● Given instruction
Reproduce each line from the records that holds "PLEXPERT".

● Data records
┌──
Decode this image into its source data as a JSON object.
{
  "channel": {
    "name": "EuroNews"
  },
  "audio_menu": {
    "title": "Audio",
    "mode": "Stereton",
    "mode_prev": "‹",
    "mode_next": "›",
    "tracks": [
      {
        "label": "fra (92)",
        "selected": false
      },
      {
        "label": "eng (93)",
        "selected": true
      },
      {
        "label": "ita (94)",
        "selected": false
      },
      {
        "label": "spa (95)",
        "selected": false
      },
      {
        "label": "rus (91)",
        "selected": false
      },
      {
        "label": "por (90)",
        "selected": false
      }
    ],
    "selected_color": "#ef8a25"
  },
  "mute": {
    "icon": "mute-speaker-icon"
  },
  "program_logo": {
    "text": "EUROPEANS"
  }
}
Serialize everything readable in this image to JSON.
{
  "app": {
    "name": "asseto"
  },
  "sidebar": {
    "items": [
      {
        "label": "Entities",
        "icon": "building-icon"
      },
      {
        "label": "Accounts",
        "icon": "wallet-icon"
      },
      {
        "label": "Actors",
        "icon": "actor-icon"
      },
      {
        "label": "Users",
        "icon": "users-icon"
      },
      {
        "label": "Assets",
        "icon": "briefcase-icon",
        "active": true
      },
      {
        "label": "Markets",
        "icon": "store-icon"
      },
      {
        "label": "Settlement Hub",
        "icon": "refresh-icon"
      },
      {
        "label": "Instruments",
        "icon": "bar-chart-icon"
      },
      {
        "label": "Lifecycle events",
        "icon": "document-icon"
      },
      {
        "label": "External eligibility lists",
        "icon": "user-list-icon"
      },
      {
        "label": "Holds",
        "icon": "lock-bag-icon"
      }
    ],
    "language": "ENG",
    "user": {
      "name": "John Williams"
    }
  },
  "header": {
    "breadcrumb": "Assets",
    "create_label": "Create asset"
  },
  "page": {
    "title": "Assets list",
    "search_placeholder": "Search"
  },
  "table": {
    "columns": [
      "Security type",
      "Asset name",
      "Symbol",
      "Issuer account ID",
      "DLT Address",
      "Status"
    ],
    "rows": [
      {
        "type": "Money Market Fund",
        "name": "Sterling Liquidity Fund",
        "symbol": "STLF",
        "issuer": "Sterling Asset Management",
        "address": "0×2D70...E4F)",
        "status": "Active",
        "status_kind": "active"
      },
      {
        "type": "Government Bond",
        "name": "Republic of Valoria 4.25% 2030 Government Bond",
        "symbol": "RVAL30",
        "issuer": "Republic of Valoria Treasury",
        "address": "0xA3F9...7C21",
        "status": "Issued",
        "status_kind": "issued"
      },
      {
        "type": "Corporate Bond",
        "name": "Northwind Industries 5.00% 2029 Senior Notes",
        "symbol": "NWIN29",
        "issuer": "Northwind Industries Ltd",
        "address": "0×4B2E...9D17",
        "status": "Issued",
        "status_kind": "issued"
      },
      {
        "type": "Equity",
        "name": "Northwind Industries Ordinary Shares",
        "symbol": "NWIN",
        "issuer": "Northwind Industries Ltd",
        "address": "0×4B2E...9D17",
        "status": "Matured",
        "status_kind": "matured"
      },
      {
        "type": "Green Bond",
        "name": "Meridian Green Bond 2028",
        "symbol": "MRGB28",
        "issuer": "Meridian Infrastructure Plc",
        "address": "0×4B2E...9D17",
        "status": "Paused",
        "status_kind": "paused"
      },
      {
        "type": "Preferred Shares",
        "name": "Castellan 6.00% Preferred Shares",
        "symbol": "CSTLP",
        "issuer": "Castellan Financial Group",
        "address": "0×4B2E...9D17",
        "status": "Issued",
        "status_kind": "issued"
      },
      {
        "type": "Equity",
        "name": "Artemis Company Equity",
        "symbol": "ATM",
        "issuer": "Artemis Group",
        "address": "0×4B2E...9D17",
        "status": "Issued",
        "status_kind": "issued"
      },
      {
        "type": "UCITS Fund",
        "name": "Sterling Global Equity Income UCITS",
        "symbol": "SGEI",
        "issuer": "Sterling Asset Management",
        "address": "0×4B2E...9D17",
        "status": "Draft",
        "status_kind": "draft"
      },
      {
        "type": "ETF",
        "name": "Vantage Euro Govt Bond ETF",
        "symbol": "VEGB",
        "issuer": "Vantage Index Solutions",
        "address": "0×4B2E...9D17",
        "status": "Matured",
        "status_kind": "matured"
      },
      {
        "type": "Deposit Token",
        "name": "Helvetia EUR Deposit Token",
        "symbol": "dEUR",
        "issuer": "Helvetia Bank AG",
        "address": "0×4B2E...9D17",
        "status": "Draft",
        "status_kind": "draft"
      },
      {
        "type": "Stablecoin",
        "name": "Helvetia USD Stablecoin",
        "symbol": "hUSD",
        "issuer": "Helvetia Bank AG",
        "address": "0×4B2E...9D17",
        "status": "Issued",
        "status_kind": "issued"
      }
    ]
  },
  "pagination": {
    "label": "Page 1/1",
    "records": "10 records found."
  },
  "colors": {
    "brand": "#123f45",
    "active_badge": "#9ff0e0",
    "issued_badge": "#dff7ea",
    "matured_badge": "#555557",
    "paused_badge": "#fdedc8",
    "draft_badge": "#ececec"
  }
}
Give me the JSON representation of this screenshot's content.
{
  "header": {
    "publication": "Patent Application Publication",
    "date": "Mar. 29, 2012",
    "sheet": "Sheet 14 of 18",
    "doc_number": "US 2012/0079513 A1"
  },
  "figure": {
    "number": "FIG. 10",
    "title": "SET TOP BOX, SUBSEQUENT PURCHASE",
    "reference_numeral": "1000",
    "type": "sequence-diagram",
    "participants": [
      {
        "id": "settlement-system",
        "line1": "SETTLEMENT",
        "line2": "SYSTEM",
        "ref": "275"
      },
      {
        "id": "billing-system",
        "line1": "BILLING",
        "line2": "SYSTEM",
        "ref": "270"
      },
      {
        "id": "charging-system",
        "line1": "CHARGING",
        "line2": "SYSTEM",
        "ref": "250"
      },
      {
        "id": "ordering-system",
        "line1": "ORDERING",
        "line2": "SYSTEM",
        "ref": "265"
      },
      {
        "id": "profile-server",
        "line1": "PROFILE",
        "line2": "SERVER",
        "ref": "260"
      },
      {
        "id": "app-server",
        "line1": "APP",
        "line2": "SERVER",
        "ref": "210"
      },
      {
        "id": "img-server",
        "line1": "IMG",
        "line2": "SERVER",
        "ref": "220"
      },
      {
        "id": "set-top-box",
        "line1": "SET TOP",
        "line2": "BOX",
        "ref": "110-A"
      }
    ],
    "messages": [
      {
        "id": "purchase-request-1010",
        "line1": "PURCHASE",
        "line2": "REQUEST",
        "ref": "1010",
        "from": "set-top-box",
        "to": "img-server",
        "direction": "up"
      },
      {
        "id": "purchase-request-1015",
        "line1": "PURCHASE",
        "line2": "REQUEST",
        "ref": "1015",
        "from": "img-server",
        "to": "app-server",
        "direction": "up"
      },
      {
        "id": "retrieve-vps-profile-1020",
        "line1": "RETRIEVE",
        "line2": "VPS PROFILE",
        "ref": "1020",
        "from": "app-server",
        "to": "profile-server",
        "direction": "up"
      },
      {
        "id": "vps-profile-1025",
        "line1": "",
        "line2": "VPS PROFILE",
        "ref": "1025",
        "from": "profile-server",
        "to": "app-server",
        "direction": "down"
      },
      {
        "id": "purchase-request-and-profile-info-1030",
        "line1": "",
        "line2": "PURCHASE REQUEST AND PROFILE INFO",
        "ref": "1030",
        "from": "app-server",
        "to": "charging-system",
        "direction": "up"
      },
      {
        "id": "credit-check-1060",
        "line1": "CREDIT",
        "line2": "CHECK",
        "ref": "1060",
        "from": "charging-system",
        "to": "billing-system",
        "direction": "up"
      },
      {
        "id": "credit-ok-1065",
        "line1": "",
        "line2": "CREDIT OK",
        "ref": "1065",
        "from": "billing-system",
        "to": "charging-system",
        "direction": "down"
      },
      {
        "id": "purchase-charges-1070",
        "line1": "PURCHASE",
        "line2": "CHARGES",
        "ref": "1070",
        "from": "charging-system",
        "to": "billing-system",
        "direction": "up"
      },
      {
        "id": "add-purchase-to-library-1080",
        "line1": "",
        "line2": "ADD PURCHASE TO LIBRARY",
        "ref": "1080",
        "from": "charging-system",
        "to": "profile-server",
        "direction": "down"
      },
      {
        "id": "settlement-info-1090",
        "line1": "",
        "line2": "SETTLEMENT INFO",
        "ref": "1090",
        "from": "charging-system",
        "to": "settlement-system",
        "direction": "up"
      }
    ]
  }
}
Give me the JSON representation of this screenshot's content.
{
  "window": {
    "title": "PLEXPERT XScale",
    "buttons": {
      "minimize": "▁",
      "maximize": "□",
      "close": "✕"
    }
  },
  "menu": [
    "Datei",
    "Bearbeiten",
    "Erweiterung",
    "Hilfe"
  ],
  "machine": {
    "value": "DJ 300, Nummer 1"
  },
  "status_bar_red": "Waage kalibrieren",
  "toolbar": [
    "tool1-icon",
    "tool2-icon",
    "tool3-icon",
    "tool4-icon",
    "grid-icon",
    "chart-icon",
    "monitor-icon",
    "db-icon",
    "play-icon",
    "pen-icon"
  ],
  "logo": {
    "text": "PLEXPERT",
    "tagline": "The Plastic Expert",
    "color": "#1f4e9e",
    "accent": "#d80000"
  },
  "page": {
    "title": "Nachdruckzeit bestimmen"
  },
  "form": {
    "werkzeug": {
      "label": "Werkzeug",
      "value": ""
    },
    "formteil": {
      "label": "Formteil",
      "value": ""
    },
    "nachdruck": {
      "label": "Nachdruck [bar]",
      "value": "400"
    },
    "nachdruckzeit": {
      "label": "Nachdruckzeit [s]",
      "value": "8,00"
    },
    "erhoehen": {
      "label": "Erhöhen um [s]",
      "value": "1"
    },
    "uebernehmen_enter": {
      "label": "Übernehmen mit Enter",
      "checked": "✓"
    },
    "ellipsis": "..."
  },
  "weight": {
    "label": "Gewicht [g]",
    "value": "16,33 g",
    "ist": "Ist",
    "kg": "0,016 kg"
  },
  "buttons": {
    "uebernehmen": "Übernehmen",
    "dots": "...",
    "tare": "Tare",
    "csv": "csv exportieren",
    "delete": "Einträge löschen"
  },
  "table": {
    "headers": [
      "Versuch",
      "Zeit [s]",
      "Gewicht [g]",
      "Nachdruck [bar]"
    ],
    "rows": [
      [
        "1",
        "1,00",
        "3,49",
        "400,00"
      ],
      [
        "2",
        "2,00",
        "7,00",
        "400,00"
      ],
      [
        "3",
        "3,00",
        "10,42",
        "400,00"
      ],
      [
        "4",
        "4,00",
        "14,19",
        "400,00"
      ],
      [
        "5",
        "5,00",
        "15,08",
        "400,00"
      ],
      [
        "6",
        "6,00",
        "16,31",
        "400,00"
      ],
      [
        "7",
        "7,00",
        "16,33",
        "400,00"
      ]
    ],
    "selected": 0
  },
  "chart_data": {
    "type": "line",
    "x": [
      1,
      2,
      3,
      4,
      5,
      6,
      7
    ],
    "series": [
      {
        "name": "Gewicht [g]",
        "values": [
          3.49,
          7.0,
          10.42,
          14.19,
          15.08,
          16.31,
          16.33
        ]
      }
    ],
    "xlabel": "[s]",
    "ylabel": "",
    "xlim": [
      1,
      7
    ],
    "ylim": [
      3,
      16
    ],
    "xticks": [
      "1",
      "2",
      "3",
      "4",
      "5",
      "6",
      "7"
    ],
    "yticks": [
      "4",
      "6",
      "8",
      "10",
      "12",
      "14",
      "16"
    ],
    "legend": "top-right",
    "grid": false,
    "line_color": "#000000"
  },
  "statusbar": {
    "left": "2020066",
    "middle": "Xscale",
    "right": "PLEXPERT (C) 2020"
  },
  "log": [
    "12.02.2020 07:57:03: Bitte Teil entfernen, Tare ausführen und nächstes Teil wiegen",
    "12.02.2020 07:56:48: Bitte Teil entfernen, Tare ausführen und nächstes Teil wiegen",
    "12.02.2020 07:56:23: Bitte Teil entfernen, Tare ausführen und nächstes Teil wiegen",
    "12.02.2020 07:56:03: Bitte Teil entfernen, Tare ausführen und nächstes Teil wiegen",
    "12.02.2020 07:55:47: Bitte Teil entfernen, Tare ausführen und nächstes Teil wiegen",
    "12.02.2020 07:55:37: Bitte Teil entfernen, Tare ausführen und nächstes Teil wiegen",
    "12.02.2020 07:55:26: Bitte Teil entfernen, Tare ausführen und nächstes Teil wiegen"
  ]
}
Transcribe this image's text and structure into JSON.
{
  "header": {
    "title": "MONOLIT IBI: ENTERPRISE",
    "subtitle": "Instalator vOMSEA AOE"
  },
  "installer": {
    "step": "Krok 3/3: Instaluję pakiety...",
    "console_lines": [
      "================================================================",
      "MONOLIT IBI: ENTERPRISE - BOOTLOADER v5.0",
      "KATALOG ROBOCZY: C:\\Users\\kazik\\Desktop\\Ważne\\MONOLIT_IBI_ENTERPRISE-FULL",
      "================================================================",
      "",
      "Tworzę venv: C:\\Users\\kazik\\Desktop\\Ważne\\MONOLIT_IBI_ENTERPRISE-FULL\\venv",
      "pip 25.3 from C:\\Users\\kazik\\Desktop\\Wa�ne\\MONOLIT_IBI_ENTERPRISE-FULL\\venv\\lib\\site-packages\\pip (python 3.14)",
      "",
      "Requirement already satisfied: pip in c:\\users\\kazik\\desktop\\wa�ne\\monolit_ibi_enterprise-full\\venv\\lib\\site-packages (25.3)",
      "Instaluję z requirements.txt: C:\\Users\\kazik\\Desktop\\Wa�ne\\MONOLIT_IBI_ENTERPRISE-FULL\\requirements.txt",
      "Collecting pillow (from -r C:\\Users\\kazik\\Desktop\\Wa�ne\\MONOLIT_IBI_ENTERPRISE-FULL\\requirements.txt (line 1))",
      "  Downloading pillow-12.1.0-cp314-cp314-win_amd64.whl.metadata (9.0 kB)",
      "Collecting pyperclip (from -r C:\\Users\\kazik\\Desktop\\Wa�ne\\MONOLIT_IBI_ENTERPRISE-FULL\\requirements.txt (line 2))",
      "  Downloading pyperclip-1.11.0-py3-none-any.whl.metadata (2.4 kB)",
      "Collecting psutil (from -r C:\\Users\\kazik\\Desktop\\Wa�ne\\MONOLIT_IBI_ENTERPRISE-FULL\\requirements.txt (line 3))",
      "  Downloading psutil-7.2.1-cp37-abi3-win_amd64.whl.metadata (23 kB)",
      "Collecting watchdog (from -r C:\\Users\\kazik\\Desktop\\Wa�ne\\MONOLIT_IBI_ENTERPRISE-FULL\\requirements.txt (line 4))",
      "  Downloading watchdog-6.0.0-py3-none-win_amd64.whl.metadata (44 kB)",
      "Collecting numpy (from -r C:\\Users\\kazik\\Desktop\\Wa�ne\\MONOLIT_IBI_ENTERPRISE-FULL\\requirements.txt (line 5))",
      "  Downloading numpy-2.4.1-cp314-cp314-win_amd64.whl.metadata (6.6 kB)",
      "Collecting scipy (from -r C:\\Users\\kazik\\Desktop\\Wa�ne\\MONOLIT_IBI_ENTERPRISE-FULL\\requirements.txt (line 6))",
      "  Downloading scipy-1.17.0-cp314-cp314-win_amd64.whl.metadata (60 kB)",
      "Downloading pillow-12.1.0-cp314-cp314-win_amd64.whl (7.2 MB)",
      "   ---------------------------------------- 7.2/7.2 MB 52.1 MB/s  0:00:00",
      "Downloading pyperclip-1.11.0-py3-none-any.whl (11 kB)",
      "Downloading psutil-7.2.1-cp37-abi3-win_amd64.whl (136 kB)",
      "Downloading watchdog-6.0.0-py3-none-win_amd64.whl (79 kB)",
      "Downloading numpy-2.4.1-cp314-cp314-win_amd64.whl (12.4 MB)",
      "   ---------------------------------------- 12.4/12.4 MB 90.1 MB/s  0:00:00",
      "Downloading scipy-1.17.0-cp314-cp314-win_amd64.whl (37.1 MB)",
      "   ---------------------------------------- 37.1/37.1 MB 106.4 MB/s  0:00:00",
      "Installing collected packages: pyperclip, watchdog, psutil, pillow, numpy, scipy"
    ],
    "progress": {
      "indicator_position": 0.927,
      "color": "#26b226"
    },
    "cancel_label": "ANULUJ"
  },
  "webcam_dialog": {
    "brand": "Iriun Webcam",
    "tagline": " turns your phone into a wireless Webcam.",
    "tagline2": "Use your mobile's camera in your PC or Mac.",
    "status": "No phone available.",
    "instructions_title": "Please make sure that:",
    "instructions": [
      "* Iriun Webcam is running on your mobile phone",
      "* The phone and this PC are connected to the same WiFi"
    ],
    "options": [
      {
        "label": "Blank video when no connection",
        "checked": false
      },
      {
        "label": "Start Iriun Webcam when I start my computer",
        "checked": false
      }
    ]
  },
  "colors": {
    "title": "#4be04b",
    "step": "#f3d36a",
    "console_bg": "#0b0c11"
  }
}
└──
● Expected answer
    "title": "PLEXPERT XScale",
    "text": "PLEXPERT",
    "right": "PLEXPERT (C) 2020"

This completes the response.